## Given task
Locate each line containing the string "blue" and copy it out.

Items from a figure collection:
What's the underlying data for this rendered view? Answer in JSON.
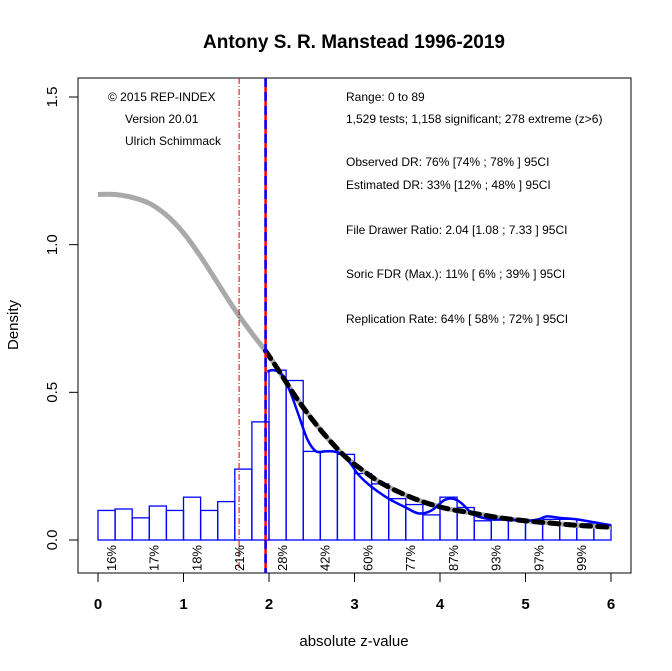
{
  "chart_data": {
    "type": "bar",
    "title": "Antony S. R. Manstead 1996-2019",
    "xlabel": "absolute z-value",
    "ylabel": "Density",
    "xlim": [
      0,
      6
    ],
    "ylim": [
      0,
      1.5
    ],
    "x_ticks": [
      "0",
      "1",
      "2",
      "3",
      "4",
      "5",
      "6"
    ],
    "y_ticks": [
      "0.0",
      "0.5",
      "1.0",
      "1.5"
    ],
    "grid": false,
    "bin_width": 0.2,
    "histogram": {
      "bin_starts": [
        0.0,
        0.2,
        0.4,
        0.6,
        0.8,
        1.0,
        1.2,
        1.4,
        1.6,
        1.8,
        2.0,
        2.2,
        2.4,
        2.6,
        2.8,
        3.0,
        3.2,
        3.4,
        3.6,
        3.8,
        4.0,
        4.2,
        4.4,
        4.6,
        4.8,
        5.0,
        5.2,
        5.4,
        5.6,
        5.8
      ],
      "density": [
        0.1,
        0.105,
        0.075,
        0.115,
        0.1,
        0.145,
        0.1,
        0.13,
        0.24,
        0.4,
        0.575,
        0.54,
        0.3,
        0.3,
        0.29,
        0.225,
        0.19,
        0.14,
        0.12,
        0.085,
        0.145,
        0.11,
        0.065,
        0.07,
        0.07,
        0.06,
        0.07,
        0.07,
        0.055,
        0.05
      ],
      "color": "#0000ff"
    },
    "percent_labels": [
      {
        "x": 0.15,
        "label": "16%"
      },
      {
        "x": 0.65,
        "label": "17%"
      },
      {
        "x": 1.15,
        "label": "18%"
      },
      {
        "x": 1.65,
        "label": "21%"
      },
      {
        "x": 2.15,
        "label": "28%"
      },
      {
        "x": 2.65,
        "label": "42%"
      },
      {
        "x": 3.15,
        "label": "60%"
      },
      {
        "x": 3.65,
        "label": "77%"
      },
      {
        "x": 4.15,
        "label": "87%"
      },
      {
        "x": 4.65,
        "label": "93%"
      },
      {
        "x": 5.15,
        "label": "97%"
      },
      {
        "x": 5.65,
        "label": "99%"
      }
    ],
    "series": [
      {
        "name": "model-curve-gray",
        "color": "#a9a9a9",
        "style": "solid-thick",
        "x": [
          0.0,
          0.2,
          0.4,
          0.6,
          0.8,
          1.0,
          1.2,
          1.4,
          1.6,
          1.8,
          1.96,
          2.1,
          2.3,
          2.5,
          2.7,
          2.9,
          3.1,
          3.3,
          3.5,
          3.7,
          3.9,
          4.1,
          4.3,
          4.5,
          4.7,
          4.9,
          5.1,
          5.3,
          5.5,
          5.7,
          5.9,
          6.0
        ],
        "y": [
          1.17,
          1.17,
          1.16,
          1.14,
          1.1,
          1.04,
          0.96,
          0.87,
          0.78,
          0.7,
          0.64,
          0.58,
          0.49,
          0.41,
          0.34,
          0.28,
          0.235,
          0.195,
          0.165,
          0.14,
          0.12,
          0.105,
          0.095,
          0.085,
          0.075,
          0.068,
          0.062,
          0.057,
          0.052,
          0.048,
          0.045,
          0.043
        ]
      },
      {
        "name": "fit-curve-black-dashed",
        "color": "#000000",
        "style": "dashed-thick",
        "x": [
          1.96,
          2.1,
          2.3,
          2.5,
          2.7,
          2.9,
          3.1,
          3.3,
          3.5,
          3.7,
          3.9,
          4.1,
          4.3,
          4.5,
          4.7,
          4.9,
          5.1,
          5.3,
          5.5,
          5.7,
          5.9,
          6.0
        ],
        "y": [
          0.64,
          0.58,
          0.49,
          0.41,
          0.34,
          0.28,
          0.235,
          0.195,
          0.165,
          0.14,
          0.12,
          0.105,
          0.095,
          0.085,
          0.075,
          0.068,
          0.062,
          0.057,
          0.052,
          0.048,
          0.045,
          0.043
        ]
      },
      {
        "name": "density-curve-blue",
        "color": "#0000ff",
        "style": "solid",
        "x": [
          1.98,
          2.05,
          2.15,
          2.25,
          2.35,
          2.45,
          2.55,
          2.65,
          2.75,
          2.85,
          2.95,
          3.05,
          3.2,
          3.4,
          3.6,
          3.75,
          3.9,
          4.05,
          4.15,
          4.25,
          4.4,
          4.6,
          4.8,
          5.0,
          5.15,
          5.25,
          5.4,
          5.6,
          5.8,
          6.0
        ],
        "y": [
          0.57,
          0.575,
          0.56,
          0.5,
          0.42,
          0.34,
          0.3,
          0.3,
          0.3,
          0.29,
          0.26,
          0.22,
          0.18,
          0.14,
          0.11,
          0.09,
          0.1,
          0.135,
          0.14,
          0.125,
          0.085,
          0.07,
          0.07,
          0.065,
          0.07,
          0.08,
          0.075,
          0.07,
          0.06,
          0.05
        ]
      }
    ],
    "vlines": [
      {
        "name": "significance-threshold",
        "x": 1.96,
        "color": "#ff0000",
        "style": "solid"
      },
      {
        "name": "significance-threshold-blue",
        "x": 1.96,
        "color": "#0000ff",
        "style": "dashed"
      },
      {
        "name": "marginal-threshold",
        "x": 1.65,
        "color": "#cc0000",
        "style": "dotdash"
      }
    ],
    "annotations_left": [
      "© 2015 REP-INDEX",
      "Version 20.01",
      "Ulrich Schimmack"
    ],
    "annotations_right": [
      "Range: 0 to 89",
      "1,529 tests; 1,158 significant; 278 extreme (z>6)",
      "Observed DR: 76% [74% ; 78% ] 95CI",
      "Estimated DR: 33% [12% ; 48% ] 95CI",
      "File Drawer Ratio: 2.04 [1.08 ; 7.33 ] 95CI",
      "Soric FDR (Max.): 11% [ 6% ; 39% ] 95CI",
      "Replication Rate: 64% [ 58% ; 72% ] 95CI"
    ]
  }
}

## Response to the exercise
        "name": "density-curve-blue",
        "name": "significance-threshold-blue",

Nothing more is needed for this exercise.